* Directive
Below are records; count the lines that contain "stroke" and give only the total.

[START Provided data]

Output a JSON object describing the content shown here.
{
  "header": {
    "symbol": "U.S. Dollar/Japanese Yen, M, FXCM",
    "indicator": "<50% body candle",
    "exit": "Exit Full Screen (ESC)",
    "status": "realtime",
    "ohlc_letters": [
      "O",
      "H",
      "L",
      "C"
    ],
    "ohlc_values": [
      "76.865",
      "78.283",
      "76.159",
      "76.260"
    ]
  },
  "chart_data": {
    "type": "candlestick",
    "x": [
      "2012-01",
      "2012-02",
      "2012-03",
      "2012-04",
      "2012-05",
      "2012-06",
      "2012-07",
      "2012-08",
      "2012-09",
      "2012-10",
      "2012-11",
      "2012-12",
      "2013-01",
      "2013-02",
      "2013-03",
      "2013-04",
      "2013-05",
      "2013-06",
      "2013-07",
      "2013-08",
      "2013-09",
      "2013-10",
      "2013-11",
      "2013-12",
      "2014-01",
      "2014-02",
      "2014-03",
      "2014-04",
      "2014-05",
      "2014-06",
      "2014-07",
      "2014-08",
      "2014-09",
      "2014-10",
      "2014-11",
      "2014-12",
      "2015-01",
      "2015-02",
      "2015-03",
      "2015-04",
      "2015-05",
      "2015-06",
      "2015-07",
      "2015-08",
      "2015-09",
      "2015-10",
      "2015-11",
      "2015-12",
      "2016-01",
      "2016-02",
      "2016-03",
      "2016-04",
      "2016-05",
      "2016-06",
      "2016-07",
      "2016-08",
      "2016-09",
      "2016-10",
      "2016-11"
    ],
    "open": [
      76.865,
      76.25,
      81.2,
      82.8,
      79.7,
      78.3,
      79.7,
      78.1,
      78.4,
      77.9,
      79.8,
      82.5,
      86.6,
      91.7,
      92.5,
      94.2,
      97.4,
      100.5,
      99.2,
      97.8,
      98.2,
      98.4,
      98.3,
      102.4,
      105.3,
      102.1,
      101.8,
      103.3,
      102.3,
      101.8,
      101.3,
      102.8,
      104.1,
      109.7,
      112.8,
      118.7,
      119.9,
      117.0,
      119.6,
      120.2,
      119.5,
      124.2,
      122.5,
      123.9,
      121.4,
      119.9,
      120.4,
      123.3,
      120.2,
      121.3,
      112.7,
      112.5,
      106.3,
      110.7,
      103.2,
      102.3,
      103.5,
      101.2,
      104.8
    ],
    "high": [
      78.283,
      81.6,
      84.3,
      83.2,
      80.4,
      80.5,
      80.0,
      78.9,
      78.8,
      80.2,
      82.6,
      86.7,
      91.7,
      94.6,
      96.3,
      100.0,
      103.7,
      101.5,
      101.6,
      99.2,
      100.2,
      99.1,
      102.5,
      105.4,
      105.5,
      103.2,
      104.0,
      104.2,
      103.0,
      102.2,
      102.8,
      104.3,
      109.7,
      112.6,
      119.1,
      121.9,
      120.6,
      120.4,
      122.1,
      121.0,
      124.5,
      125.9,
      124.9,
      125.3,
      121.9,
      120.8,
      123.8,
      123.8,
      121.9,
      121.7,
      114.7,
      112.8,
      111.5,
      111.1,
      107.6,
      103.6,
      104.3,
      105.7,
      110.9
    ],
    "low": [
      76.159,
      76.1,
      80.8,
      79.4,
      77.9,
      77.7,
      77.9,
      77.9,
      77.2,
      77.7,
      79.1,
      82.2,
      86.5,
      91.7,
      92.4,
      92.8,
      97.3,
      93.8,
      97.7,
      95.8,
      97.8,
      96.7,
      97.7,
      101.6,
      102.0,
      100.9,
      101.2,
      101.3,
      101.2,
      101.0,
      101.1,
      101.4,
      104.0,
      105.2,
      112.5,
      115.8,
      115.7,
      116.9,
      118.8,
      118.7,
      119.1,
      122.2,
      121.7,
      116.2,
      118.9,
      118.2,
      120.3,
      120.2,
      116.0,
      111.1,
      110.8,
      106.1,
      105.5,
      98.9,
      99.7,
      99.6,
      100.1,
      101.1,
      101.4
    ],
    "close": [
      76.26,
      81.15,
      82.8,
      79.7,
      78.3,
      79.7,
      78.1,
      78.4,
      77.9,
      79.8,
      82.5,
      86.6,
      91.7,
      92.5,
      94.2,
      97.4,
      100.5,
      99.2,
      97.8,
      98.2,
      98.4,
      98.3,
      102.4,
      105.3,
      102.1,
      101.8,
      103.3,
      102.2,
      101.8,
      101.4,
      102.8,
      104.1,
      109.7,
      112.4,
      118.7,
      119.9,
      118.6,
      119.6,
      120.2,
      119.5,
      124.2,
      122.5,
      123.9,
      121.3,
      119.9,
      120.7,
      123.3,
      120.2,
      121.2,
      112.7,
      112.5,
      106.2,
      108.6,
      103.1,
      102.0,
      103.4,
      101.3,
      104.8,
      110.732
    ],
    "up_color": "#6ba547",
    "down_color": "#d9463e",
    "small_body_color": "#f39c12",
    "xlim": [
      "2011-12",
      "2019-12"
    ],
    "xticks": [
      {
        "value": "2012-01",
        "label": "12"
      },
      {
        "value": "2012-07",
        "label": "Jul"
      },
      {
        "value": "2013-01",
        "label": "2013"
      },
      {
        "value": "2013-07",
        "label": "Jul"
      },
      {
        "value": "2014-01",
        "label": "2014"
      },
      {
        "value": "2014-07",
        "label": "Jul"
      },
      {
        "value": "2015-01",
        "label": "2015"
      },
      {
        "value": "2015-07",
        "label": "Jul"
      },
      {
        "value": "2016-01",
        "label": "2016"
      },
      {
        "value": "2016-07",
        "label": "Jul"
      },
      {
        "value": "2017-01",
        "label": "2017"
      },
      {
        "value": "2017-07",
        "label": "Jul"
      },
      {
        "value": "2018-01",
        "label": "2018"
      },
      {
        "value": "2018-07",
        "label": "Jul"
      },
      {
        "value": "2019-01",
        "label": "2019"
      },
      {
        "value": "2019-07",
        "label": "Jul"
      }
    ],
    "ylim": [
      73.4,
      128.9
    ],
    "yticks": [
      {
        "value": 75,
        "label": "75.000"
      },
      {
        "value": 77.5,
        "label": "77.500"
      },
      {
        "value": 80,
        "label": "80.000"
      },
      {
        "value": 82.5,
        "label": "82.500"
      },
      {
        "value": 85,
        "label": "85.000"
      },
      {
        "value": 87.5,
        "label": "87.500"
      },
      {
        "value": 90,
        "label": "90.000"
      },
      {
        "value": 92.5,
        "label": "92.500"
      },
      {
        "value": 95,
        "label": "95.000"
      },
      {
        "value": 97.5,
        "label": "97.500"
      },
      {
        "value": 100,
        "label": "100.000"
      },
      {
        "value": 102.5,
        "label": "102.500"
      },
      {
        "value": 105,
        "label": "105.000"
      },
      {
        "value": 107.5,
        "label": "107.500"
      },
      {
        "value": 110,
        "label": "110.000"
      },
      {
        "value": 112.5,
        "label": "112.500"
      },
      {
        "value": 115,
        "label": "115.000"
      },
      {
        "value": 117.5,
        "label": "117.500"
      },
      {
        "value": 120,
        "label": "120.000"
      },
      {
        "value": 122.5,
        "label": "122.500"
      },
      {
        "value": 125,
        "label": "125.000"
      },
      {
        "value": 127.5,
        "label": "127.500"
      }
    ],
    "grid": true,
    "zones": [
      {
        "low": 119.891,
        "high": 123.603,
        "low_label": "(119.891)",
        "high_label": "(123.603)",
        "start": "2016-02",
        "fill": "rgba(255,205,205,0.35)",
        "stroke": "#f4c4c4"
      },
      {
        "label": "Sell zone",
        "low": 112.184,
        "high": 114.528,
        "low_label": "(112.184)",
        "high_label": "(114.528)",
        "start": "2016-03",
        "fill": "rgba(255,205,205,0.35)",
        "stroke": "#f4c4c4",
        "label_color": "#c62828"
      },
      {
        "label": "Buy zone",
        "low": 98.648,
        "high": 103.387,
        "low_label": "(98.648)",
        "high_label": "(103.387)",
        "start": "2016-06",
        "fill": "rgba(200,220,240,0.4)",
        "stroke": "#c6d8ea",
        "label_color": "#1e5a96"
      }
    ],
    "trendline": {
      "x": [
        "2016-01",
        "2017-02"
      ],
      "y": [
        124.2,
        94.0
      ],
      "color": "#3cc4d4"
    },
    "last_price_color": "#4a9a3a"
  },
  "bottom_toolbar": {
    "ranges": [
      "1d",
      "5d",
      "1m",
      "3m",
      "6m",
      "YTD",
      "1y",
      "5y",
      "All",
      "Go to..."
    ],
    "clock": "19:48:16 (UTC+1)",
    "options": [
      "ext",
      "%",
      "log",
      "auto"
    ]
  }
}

[END Provided data]

* The answer
3